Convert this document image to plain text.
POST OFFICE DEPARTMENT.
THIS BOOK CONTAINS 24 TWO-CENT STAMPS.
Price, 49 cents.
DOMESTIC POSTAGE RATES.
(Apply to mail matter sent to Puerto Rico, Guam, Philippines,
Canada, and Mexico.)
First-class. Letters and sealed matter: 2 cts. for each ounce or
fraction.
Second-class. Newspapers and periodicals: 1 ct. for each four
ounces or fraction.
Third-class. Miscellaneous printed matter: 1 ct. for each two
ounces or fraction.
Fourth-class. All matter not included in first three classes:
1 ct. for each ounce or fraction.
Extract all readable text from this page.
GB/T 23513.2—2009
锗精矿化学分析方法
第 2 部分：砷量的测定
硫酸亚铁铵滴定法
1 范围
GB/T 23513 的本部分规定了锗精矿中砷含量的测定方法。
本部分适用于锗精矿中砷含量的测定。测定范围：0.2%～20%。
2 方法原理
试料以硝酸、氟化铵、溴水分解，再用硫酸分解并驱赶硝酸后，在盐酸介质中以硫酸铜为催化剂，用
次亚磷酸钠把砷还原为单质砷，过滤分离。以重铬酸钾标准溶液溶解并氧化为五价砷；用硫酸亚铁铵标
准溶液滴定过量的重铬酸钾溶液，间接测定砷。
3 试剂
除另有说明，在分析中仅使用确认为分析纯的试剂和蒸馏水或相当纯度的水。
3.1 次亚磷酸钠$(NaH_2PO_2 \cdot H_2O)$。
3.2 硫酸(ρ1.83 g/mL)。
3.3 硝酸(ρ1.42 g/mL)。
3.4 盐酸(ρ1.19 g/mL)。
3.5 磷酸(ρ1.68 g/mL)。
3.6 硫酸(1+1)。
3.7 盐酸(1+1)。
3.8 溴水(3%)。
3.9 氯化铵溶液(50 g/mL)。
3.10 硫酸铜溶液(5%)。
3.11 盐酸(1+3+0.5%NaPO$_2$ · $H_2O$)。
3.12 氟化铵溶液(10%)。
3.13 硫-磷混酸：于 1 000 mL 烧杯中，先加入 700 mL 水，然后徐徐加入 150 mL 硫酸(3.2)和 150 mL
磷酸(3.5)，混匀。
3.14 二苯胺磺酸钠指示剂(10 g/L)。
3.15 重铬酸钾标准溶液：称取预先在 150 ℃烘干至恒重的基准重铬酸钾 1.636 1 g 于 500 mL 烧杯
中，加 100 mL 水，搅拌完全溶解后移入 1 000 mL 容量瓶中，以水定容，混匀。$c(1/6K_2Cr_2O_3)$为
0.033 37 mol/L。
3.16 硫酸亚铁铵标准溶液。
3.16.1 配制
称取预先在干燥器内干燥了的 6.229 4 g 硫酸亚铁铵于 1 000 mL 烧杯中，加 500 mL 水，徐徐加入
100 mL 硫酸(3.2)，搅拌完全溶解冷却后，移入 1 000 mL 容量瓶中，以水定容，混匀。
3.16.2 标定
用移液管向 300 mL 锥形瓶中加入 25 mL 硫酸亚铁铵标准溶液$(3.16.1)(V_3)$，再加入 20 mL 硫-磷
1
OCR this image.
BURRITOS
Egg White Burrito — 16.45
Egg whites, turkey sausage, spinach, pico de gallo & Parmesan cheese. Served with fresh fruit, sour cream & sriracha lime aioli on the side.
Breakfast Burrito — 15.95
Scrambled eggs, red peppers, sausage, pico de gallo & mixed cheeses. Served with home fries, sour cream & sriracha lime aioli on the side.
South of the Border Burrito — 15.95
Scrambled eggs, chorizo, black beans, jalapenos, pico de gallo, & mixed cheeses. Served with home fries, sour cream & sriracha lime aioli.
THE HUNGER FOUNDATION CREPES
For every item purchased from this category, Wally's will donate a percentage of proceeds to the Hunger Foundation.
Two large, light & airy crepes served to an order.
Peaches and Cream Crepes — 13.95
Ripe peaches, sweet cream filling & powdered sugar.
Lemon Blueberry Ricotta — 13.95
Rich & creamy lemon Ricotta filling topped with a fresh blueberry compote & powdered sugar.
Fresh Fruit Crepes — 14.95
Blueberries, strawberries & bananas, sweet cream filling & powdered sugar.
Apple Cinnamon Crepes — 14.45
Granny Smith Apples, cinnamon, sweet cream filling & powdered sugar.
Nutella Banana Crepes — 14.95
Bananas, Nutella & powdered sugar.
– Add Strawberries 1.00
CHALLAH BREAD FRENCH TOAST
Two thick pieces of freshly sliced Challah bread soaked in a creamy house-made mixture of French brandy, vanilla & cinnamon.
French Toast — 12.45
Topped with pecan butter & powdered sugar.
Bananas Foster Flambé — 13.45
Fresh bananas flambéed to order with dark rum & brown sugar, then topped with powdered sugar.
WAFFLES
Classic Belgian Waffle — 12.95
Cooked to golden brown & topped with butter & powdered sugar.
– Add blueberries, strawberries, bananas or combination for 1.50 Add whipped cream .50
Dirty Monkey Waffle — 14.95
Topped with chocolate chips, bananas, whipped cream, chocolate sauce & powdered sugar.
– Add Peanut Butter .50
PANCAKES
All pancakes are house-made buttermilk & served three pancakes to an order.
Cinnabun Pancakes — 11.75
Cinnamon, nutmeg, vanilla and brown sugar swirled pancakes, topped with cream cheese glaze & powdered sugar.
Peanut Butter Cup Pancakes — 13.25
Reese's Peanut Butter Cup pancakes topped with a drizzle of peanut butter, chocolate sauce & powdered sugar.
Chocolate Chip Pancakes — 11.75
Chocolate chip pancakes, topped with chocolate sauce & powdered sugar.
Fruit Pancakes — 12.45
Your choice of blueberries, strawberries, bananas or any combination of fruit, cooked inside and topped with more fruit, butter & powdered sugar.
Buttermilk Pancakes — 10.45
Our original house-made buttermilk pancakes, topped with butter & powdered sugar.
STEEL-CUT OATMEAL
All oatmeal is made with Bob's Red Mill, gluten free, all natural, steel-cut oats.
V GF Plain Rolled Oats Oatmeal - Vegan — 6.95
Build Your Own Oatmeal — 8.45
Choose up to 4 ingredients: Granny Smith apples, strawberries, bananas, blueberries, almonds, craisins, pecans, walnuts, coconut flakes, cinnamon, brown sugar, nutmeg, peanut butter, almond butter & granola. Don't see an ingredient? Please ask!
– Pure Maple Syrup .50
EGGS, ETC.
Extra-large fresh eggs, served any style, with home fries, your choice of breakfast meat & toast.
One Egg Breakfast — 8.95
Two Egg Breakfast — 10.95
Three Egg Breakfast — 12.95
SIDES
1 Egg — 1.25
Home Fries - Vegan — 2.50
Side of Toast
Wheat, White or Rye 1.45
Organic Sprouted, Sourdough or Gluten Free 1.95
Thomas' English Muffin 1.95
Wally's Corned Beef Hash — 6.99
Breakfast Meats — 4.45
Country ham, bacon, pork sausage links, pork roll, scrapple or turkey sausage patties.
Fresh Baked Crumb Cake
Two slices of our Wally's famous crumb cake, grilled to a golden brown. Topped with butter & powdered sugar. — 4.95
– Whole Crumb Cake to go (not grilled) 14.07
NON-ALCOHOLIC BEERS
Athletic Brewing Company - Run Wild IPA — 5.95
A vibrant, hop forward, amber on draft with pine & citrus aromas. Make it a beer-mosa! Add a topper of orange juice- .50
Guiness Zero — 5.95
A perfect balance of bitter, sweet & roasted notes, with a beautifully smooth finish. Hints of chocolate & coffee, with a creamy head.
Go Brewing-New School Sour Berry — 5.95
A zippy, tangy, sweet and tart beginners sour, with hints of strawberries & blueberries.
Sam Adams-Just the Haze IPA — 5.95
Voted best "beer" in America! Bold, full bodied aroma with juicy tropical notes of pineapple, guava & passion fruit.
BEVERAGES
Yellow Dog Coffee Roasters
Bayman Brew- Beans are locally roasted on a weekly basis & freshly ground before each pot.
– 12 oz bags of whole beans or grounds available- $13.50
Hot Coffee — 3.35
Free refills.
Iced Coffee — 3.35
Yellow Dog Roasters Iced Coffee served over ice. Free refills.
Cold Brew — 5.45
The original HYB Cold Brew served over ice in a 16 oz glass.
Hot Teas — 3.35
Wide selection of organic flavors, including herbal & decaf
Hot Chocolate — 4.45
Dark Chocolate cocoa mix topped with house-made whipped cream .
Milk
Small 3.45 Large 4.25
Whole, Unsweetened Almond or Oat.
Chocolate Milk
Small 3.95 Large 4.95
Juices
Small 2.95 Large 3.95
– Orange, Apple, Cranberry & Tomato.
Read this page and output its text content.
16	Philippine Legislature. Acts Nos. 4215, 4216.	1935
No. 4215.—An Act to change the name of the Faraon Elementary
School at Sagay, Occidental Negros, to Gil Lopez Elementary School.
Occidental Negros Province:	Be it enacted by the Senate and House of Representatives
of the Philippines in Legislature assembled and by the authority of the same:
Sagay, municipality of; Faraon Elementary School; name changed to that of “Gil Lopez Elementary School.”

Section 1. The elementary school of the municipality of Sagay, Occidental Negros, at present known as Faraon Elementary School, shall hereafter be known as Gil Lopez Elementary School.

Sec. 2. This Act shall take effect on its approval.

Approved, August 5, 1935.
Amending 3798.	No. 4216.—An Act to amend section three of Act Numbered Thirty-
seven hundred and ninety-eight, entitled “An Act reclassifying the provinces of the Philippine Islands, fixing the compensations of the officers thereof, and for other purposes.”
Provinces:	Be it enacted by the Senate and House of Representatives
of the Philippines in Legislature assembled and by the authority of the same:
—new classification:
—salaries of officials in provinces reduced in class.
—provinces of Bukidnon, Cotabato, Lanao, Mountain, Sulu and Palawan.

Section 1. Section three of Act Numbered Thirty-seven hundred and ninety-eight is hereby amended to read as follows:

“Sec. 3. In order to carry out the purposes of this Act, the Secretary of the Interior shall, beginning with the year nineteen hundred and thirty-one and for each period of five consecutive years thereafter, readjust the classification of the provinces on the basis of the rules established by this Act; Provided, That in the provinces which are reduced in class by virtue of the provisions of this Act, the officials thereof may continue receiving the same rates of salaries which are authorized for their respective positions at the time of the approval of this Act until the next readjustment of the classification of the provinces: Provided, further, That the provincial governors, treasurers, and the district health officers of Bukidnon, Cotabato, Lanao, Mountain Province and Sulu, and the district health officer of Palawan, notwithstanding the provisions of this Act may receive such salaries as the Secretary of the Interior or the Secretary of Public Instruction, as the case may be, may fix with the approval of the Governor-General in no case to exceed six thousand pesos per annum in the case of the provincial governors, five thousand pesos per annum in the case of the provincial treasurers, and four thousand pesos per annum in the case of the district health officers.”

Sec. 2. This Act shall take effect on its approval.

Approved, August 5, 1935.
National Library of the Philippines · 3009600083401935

Short exercise:
Select and copy each line from the data that includes the word "grilled".

Answer for the task:
Two slices of our Wally's famous crumb cake, grilled to a golden brown. Topped with butter & powdered sugar. — 4.95
– Whole Crumb Cake to go (not grilled) 14.07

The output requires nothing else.